Task description. Make an exact copy of all the data.

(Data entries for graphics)
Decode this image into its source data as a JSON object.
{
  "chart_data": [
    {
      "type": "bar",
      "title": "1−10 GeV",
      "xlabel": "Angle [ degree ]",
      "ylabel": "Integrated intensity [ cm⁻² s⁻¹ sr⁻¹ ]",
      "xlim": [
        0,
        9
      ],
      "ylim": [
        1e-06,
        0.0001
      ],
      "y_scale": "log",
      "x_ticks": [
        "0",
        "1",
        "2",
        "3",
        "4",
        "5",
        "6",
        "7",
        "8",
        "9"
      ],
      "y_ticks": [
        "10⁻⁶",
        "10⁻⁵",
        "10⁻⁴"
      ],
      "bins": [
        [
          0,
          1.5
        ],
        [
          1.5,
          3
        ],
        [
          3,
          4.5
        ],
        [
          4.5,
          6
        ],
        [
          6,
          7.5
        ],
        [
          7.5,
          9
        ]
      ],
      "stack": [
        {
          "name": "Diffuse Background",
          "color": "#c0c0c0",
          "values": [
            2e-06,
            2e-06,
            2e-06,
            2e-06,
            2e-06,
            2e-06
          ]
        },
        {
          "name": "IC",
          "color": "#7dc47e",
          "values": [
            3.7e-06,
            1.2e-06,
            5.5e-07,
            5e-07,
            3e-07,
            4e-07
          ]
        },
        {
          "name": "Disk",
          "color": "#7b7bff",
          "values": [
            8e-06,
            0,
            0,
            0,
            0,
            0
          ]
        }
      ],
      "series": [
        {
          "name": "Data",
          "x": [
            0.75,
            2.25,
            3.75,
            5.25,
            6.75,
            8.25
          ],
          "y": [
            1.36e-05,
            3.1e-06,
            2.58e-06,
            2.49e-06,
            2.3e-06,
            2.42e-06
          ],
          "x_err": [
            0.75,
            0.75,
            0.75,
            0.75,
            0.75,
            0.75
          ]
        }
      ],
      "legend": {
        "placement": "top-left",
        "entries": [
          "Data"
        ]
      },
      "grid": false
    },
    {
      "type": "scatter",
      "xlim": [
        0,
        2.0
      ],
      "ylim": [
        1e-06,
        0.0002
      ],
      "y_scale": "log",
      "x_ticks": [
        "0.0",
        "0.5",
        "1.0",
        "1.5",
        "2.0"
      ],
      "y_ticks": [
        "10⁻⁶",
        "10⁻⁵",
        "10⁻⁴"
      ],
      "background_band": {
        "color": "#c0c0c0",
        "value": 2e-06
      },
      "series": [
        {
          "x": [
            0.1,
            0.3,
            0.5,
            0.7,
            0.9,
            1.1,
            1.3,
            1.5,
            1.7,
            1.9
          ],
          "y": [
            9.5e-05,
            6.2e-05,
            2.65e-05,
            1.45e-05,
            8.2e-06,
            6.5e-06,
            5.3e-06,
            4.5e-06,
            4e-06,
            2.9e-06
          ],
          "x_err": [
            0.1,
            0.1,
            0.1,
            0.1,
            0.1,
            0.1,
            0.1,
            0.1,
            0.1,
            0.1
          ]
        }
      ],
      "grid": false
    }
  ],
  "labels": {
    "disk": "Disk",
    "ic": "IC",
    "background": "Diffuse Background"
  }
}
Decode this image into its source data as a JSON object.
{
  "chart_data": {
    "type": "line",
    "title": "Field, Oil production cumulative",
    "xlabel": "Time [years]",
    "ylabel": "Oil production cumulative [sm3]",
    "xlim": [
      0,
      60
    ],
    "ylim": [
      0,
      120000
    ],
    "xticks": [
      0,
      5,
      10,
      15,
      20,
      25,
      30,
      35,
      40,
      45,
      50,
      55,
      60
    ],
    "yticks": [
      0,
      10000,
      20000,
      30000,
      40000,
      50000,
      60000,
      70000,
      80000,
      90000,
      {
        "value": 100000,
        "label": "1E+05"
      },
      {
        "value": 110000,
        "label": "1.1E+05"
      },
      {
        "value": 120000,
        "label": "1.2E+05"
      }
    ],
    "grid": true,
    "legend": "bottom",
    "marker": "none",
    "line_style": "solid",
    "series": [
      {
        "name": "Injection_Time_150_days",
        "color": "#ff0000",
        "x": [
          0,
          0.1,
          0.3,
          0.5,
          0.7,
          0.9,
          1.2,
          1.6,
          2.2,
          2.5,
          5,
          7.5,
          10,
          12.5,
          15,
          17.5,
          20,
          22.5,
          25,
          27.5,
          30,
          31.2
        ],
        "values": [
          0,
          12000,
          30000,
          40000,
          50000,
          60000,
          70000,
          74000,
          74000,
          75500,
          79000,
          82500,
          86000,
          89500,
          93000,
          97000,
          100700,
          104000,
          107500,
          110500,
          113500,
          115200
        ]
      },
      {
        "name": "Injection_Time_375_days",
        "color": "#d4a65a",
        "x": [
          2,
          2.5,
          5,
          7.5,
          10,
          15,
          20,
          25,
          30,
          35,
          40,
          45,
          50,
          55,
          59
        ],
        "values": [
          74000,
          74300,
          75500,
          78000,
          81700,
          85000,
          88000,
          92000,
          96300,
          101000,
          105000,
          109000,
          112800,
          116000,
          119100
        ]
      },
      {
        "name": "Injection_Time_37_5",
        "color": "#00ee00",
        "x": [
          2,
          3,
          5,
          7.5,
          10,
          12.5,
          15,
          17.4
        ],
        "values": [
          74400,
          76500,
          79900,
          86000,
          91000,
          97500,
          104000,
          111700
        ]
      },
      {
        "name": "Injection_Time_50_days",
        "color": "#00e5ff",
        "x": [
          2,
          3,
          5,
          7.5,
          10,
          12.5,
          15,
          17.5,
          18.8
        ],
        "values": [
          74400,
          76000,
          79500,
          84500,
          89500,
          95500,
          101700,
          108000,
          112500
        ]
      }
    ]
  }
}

Output of the exercise.
Decode this image into its source data as a JSON object.
{
  "chart_data": [
    {
      "type": "bar",
      "title": "1−10 GeV",
      "xlabel": "Angle [ degree ]",
      "ylabel": "Integrated intensity [ cm⁻² s⁻¹ sr⁻¹ ]",
      "xlim": [
        0,
        9
      ],
      "ylim": [
        1e-06,
        0.0001
      ],
      "y_scale": "log",
      "x_ticks": [
        "0",
        "1",
        "2",
        "3",
        "4",
        "5",
        "6",
        "7",
        "8",
        "9"
      ],
      "y_ticks": [
        "10⁻⁶",
        "10⁻⁵",
        "10⁻⁴"
      ],
      "bins": [
        [
          0,
          1.5
        ],
        [
          1.5,
          3
        ],
        [
          3,
          4.5
        ],
        [
          4.5,
          6
        ],
        [
          6,
          7.5
        ],
        [
          7.5,
          9
        ]
      ],
      "stack": [
        {
          "name": "Diffuse Background",
          "color": "#c0c0c0",
          "values": [
            2e-06,
            2e-06,
            2e-06,
            2e-06,
            2e-06,
            2e-06
          ]
        },
        {
          "name": "IC",
          "color": "#7dc47e",
          "values": [
            3.7e-06,
            1.2e-06,
            5.5e-07,
            5e-07,
            3e-07,
            4e-07
          ]
        },
        {
          "name": "Disk",
          "color": "#7b7bff",
          "values": [
            8e-06,
            0,
            0,
            0,
            0,
            0
          ]
        }
      ],
      "series": [
        {
          "name": "Data",
          "x": [
            0.75,
            2.25,
            3.75,
            5.25,
            6.75,
            8.25
          ],
          "y": [
            1.36e-05,
            3.1e-06,
            2.58e-06,
            2.49e-06,
            2.3e-06,
            2.42e-06
          ],
          "x_err": [
            0.75,
            0.75,
            0.75,
            0.75,
            0.75,
            0.75
          ]
        }
      ],
      "legend": {
        "placement": "top-left",
        "entries": [
          "Data"
        ]
      },
      "grid": false
    },
    {
      "type": "scatter",
      "xlim": [
        0,
        2.0
      ],
      "ylim": [
        1e-06,
        0.0002
      ],
      "y_scale": "log",
      "x_ticks": [
        "0.0",
        "0.5",
        "1.0",
        "1.5",
        "2.0"
      ],
      "y_ticks": [
        "10⁻⁶",
        "10⁻⁵",
        "10⁻⁴"
      ],
      "background_band": {
        "color": "#c0c0c0",
        "value": 2e-06
      },
      "series": [
        {
          "x": [
            0.1,
            0.3,
            0.5,
            0.7,
            0.9,
            1.1,
            1.3,
            1.5,
            1.7,
            1.9
          ],
          "y": [
            9.5e-05,
            6.2e-05,
            2.65e-05,
            1.45e-05,
            8.2e-06,
            6.5e-06,
            5.3e-06,
            4.5e-06,
            4e-06,
            2.9e-06
          ],
          "x_err": [
            0.1,
            0.1,
            0.1,
            0.1,
            0.1,
            0.1,
            0.1,
            0.1,
            0.1,
            0.1
          ]
        }
      ],
      "grid": false
    }
  ],
  "labels": {
    "disk": "Disk",
    "ic": "IC",
    "background": "Diffuse Background"
  }
}
Decode this image into its source data as a JSON object.
{
  "chart_data": {
    "type": "line",
    "title": "Field, Oil production cumulative",
    "xlabel": "Time [years]",
    "ylabel": "Oil production cumulative [sm3]",
    "xlim": [
      0,
      60
    ],
    "ylim": [
      0,
      120000
    ],
    "xticks": [
      0,
      5,
      10,
      15,
      20,
      25,
      30,
      35,
      40,
      45,
      50,
      55,
      60
    ],
    "yticks": [
      0,
      10000,
      20000,
      30000,
      40000,
      50000,
      60000,
      70000,
      80000,
      90000,
      {
        "value": 100000,
        "label": "1E+05"
      },
      {
        "value": 110000,
        "label": "1.1E+05"
      },
      {
        "value": 120000,
        "label": "1.2E+05"
      }
    ],
    "grid": true,
    "legend": "bottom",
    "marker": "none",
    "line_style": "solid",
    "series": [
      {
        "name": "Injection_Time_150_days",
        "color": "#ff0000",
        "x": [
          0,
          0.1,
          0.3,
          0.5,
          0.7,
          0.9,
          1.2,
          1.6,
          2.2,
          2.5,
          5,
          7.5,
          10,
          12.5,
          15,
          17.5,
          20,
          22.5,
          25,
          27.5,
          30,
          31.2
        ],
        "values": [
          0,
          12000,
          30000,
          40000,
          50000,
          60000,
          70000,
          74000,
          74000,
          75500,
          79000,
          82500,
          86000,
          89500,
          93000,
          97000,
          100700,
          104000,
          107500,
          110500,
          113500,
          115200
        ]
      },
      {
        "name": "Injection_Time_375_days",
        "color": "#d4a65a",
        "x": [
          2,
          2.5,
          5,
          7.5,
          10,
          15,
          20,
          25,
          30,
          35,
          40,
          45,
          50,
          55,
          59
        ],
        "values": [
          74000,
          74300,
          75500,
          78000,
          81700,
          85000,
          88000,
          92000,
          96300,
          101000,
          105000,
          109000,
          112800,
          116000,
          119100
        ]
      },
      {
        "name": "Injection_Time_37_5",
        "color": "#00ee00",
        "x": [
          2,
          3,
          5,
          7.5,
          10,
          12.5,
          15,
          17.4
        ],
        "values": [
          74400,
          76500,
          79900,
          86000,
          91000,
          97500,
          104000,
          111700
        ]
      },
      {
        "name": "Injection_Time_50_days",
        "color": "#00e5ff",
        "x": [
          2,
          3,
          5,
          7.5,
          10,
          12.5,
          15,
          17.5,
          18.8
        ],
        "values": [
          74400,
          76000,
          79500,
          84500,
          89500,
          95500,
          101700,
          108000,
          112500
        ]
      }
    ]
  }
}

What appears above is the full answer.